**WHAT IS REQUIRED**: Review the lines that follow and copy each one that contains the word "COVID".

━━━━━ THE DATA ━━━━━

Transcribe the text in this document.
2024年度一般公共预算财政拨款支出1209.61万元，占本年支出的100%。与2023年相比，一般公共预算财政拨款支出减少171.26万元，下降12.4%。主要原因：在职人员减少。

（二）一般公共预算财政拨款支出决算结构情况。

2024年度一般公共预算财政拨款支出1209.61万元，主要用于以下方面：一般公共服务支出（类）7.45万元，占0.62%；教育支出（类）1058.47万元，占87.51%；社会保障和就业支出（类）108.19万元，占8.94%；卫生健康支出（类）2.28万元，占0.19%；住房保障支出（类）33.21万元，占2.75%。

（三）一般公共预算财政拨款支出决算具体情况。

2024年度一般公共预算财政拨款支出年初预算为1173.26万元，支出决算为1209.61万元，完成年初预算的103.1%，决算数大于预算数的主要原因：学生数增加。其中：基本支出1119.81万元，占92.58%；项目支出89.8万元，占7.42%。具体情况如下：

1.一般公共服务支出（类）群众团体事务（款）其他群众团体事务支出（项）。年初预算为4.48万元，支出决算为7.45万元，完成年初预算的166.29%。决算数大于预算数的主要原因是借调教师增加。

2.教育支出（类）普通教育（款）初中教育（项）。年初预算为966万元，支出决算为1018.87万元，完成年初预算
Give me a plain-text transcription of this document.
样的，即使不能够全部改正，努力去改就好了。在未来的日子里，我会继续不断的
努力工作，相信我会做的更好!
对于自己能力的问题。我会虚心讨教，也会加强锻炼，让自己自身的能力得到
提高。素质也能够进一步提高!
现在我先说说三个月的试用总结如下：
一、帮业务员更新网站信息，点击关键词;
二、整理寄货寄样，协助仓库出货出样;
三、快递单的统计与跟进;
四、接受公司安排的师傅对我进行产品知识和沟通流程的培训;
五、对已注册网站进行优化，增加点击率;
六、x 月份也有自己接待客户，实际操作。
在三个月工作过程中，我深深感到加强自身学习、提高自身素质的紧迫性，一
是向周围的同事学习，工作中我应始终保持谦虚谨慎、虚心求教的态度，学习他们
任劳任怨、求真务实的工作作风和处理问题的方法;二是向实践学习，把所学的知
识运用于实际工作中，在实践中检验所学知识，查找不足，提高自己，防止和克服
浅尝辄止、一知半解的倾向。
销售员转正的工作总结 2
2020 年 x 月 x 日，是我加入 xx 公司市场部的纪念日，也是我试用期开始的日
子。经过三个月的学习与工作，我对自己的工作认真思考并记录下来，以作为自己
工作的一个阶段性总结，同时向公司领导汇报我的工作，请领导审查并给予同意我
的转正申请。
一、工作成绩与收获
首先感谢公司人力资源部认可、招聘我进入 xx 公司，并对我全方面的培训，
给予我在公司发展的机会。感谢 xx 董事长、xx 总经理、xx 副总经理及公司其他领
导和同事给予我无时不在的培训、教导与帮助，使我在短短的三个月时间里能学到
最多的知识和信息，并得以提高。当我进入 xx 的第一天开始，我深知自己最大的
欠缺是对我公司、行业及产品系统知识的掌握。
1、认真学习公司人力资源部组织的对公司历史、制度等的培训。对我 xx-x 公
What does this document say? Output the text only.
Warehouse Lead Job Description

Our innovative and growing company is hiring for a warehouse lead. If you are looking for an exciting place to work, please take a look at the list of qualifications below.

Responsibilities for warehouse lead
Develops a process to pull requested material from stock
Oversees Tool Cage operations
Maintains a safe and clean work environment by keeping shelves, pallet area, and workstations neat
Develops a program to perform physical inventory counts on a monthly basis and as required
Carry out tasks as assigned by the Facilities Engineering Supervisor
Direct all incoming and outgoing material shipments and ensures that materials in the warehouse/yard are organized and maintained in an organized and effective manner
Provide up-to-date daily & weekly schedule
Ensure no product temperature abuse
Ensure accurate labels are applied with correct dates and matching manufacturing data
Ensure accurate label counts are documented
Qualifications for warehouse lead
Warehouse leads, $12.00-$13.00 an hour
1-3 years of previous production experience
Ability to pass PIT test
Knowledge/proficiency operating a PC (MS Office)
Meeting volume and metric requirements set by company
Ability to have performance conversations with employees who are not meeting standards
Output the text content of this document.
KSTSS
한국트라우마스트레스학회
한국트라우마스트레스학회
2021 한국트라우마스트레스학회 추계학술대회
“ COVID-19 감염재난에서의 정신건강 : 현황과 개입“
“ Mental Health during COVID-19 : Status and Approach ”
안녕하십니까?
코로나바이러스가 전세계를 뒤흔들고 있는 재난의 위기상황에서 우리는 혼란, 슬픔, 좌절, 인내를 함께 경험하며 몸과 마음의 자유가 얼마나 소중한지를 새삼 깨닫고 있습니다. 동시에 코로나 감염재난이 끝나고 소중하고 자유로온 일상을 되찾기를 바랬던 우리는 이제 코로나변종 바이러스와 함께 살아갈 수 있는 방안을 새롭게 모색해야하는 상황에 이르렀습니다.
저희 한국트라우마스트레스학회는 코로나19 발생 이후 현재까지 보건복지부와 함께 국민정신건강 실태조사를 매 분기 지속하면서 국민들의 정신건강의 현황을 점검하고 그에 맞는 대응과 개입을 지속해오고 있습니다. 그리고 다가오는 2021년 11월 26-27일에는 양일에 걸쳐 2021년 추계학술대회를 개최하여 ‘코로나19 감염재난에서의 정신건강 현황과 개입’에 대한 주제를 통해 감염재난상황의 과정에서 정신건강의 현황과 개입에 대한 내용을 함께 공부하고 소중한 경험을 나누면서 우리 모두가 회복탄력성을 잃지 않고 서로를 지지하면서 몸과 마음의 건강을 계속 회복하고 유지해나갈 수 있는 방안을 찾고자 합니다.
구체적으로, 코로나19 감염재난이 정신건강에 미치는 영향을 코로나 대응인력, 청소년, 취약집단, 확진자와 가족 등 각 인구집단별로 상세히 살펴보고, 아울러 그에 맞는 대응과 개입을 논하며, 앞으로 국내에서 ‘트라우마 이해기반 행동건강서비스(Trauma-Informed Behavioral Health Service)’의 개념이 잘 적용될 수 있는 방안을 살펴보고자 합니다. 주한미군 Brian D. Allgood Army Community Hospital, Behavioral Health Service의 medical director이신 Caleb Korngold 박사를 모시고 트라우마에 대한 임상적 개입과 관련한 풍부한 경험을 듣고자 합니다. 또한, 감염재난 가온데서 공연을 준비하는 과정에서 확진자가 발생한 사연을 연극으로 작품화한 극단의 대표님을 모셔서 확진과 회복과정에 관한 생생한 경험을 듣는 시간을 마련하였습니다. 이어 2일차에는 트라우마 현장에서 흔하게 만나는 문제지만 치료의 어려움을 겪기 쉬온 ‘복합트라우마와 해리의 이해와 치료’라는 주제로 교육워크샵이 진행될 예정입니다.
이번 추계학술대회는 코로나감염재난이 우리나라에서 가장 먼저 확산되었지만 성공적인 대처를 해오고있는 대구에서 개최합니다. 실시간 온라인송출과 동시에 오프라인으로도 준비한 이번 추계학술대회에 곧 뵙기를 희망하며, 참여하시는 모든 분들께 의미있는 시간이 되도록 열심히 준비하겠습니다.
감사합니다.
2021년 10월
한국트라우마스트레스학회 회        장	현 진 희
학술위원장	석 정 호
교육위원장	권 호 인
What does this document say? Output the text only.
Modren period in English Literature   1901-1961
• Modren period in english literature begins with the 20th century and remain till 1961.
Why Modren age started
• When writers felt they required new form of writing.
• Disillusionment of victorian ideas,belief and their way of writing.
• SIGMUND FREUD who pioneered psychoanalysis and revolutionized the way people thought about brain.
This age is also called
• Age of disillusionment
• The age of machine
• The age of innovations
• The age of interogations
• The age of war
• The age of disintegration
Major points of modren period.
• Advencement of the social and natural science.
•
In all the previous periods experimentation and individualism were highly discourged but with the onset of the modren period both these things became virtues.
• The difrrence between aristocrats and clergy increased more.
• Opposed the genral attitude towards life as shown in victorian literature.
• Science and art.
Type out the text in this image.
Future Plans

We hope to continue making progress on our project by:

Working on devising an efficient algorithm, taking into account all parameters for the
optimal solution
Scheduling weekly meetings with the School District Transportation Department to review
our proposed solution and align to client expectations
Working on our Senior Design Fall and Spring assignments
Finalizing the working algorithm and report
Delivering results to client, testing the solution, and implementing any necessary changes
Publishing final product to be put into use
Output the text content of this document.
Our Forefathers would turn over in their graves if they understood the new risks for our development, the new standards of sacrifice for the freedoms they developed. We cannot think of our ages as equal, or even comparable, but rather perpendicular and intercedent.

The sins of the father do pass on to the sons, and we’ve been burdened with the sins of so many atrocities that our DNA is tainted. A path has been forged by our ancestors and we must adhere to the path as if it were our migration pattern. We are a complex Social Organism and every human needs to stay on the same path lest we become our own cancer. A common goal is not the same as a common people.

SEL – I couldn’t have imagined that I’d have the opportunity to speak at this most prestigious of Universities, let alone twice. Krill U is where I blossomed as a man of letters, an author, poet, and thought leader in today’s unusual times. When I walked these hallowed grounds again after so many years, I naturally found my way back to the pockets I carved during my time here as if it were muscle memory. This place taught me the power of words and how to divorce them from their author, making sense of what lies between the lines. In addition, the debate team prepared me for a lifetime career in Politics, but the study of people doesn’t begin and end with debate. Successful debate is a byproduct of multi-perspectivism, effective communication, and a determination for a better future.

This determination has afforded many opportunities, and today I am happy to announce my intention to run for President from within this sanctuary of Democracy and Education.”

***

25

━━━━━

**ANSWER TO THE TASK**:
“ COVID-19 감염재난에서의 정신건강 : 현황과 개입“
“ Mental Health during COVID-19 : Status and Approach ”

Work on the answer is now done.